**Problem requirements:** Identify each line in the records below that contains the word "this", and copy it.
───── Data supplied ─────
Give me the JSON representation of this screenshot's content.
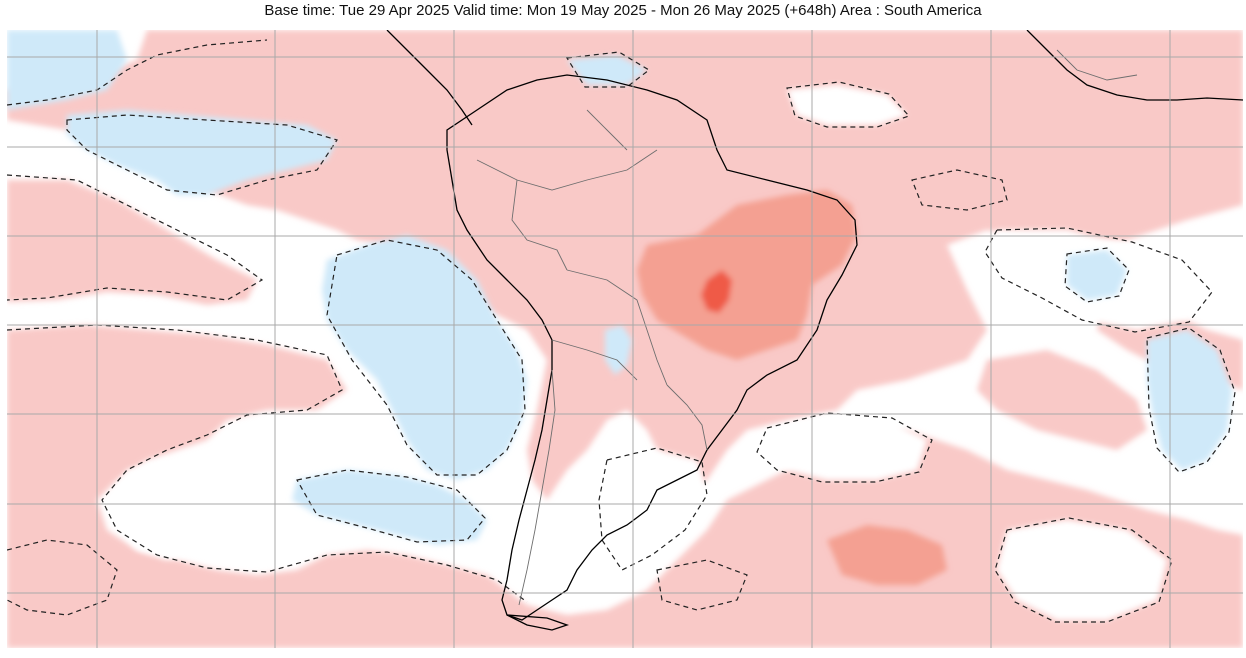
{
  "title": "Base time: Tue 29 Apr 2025 Valid time: Mon 19 May 2025 - Mon 26 May 2025 (+648h) Area : South America",
  "map": {
    "area": "South America",
    "colors": {
      "ocean_base": "#ffffff",
      "warm_light": "#f9c9c7",
      "warm_medium": "#f49a8b",
      "warm_strong": "#f04e3e",
      "cool_light": "#cfe9f9",
      "cool_medium": "#9fd3f4",
      "gridline": "#a9a9a9",
      "coastline": "#000000",
      "borders": "#6e6e6e",
      "contour": "#222222"
    }
  }
}
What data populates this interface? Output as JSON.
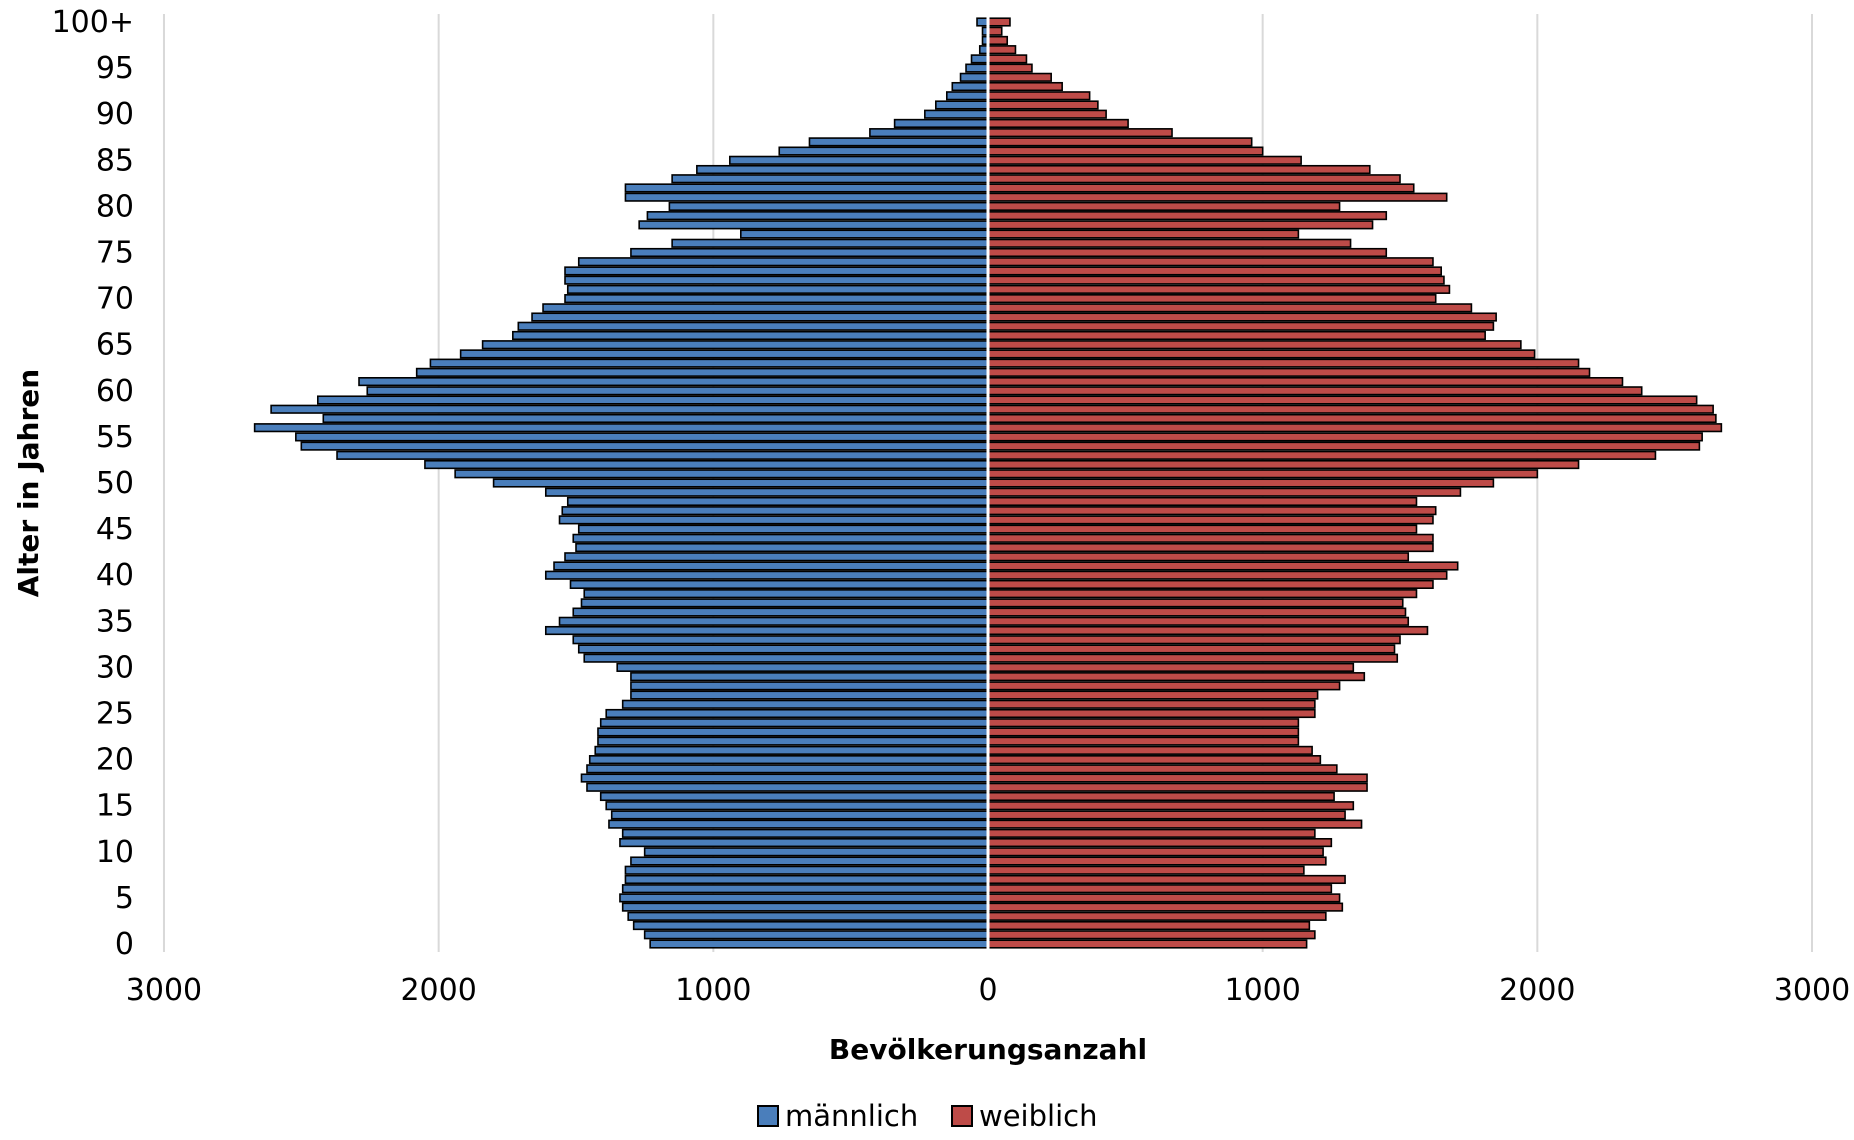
{
  "chart_data": {
    "type": "bar",
    "orientation": "horizontal",
    "layout": "population-pyramid",
    "xlabel": "Bevölkerungsanzahl",
    "ylabel": "Alter in Jahren",
    "xlim": [
      -3000,
      3000
    ],
    "x_ticks": [
      {
        "value": -3000,
        "label": "3000"
      },
      {
        "value": -2000,
        "label": "2000"
      },
      {
        "value": -1000,
        "label": "1000"
      },
      {
        "value": 0,
        "label": "0"
      },
      {
        "value": 1000,
        "label": "1000"
      },
      {
        "value": 2000,
        "label": "2000"
      },
      {
        "value": 3000,
        "label": "3000"
      }
    ],
    "y_ticks": [
      {
        "value": 0,
        "label": "0"
      },
      {
        "value": 5,
        "label": "5"
      },
      {
        "value": 10,
        "label": "10"
      },
      {
        "value": 15,
        "label": "15"
      },
      {
        "value": 20,
        "label": "20"
      },
      {
        "value": 25,
        "label": "25"
      },
      {
        "value": 30,
        "label": "30"
      },
      {
        "value": 35,
        "label": "35"
      },
      {
        "value": 40,
        "label": "40"
      },
      {
        "value": 45,
        "label": "45"
      },
      {
        "value": 50,
        "label": "50"
      },
      {
        "value": 55,
        "label": "55"
      },
      {
        "value": 60,
        "label": "60"
      },
      {
        "value": 65,
        "label": "65"
      },
      {
        "value": 70,
        "label": "70"
      },
      {
        "value": 75,
        "label": "75"
      },
      {
        "value": 80,
        "label": "80"
      },
      {
        "value": 85,
        "label": "85"
      },
      {
        "value": 90,
        "label": "90"
      },
      {
        "value": 95,
        "label": "95"
      },
      {
        "value": 100,
        "label": "100+"
      }
    ],
    "categories": [
      0,
      1,
      2,
      3,
      4,
      5,
      6,
      7,
      8,
      9,
      10,
      11,
      12,
      13,
      14,
      15,
      16,
      17,
      18,
      19,
      20,
      21,
      22,
      23,
      24,
      25,
      26,
      27,
      28,
      29,
      30,
      31,
      32,
      33,
      34,
      35,
      36,
      37,
      38,
      39,
      40,
      41,
      42,
      43,
      44,
      45,
      46,
      47,
      48,
      49,
      50,
      51,
      52,
      53,
      54,
      55,
      56,
      57,
      58,
      59,
      60,
      61,
      62,
      63,
      64,
      65,
      66,
      67,
      68,
      69,
      70,
      71,
      72,
      73,
      74,
      75,
      76,
      77,
      78,
      79,
      80,
      81,
      82,
      83,
      84,
      85,
      86,
      87,
      88,
      89,
      90,
      91,
      92,
      93,
      94,
      95,
      96,
      97,
      98,
      99,
      100
    ],
    "grid": true,
    "legend_position": "bottom",
    "series": [
      {
        "name": "männlich",
        "color": "#4a7ebb",
        "values": [
          1230,
          1250,
          1290,
          1310,
          1330,
          1340,
          1330,
          1320,
          1320,
          1300,
          1250,
          1340,
          1330,
          1380,
          1370,
          1390,
          1410,
          1460,
          1480,
          1460,
          1450,
          1430,
          1420,
          1420,
          1410,
          1390,
          1330,
          1300,
          1300,
          1300,
          1350,
          1470,
          1490,
          1510,
          1610,
          1560,
          1510,
          1480,
          1470,
          1520,
          1610,
          1580,
          1540,
          1500,
          1510,
          1490,
          1560,
          1550,
          1530,
          1610,
          1800,
          1940,
          2050,
          2370,
          2500,
          2520,
          2670,
          2420,
          2610,
          2440,
          2260,
          2290,
          2080,
          2030,
          1920,
          1840,
          1730,
          1710,
          1660,
          1620,
          1540,
          1530,
          1540,
          1540,
          1490,
          1300,
          1150,
          900,
          1270,
          1240,
          1160,
          1320,
          1320,
          1150,
          1060,
          940,
          760,
          650,
          430,
          340,
          230,
          190,
          150,
          130,
          100,
          80,
          60,
          30,
          20,
          20,
          40
        ]
      },
      {
        "name": "weiblich",
        "color": "#be4b48",
        "values": [
          1160,
          1190,
          1170,
          1230,
          1290,
          1280,
          1250,
          1300,
          1150,
          1230,
          1220,
          1250,
          1190,
          1360,
          1300,
          1330,
          1260,
          1380,
          1380,
          1270,
          1210,
          1180,
          1130,
          1130,
          1130,
          1190,
          1190,
          1200,
          1280,
          1370,
          1330,
          1490,
          1480,
          1500,
          1600,
          1530,
          1520,
          1510,
          1560,
          1620,
          1670,
          1710,
          1530,
          1620,
          1620,
          1560,
          1620,
          1630,
          1560,
          1720,
          1840,
          2000,
          2150,
          2430,
          2590,
          2600,
          2670,
          2650,
          2640,
          2580,
          2380,
          2310,
          2190,
          2150,
          1990,
          1940,
          1810,
          1840,
          1850,
          1760,
          1630,
          1680,
          1660,
          1650,
          1620,
          1450,
          1320,
          1130,
          1400,
          1450,
          1280,
          1670,
          1550,
          1500,
          1390,
          1140,
          1000,
          960,
          670,
          510,
          430,
          400,
          370,
          270,
          230,
          160,
          140,
          100,
          70,
          50,
          80
        ]
      }
    ]
  }
}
─────
**Task solution:**
Give me the JSON representation of this screenshot's content.
What data populates this interface? Output as JSON.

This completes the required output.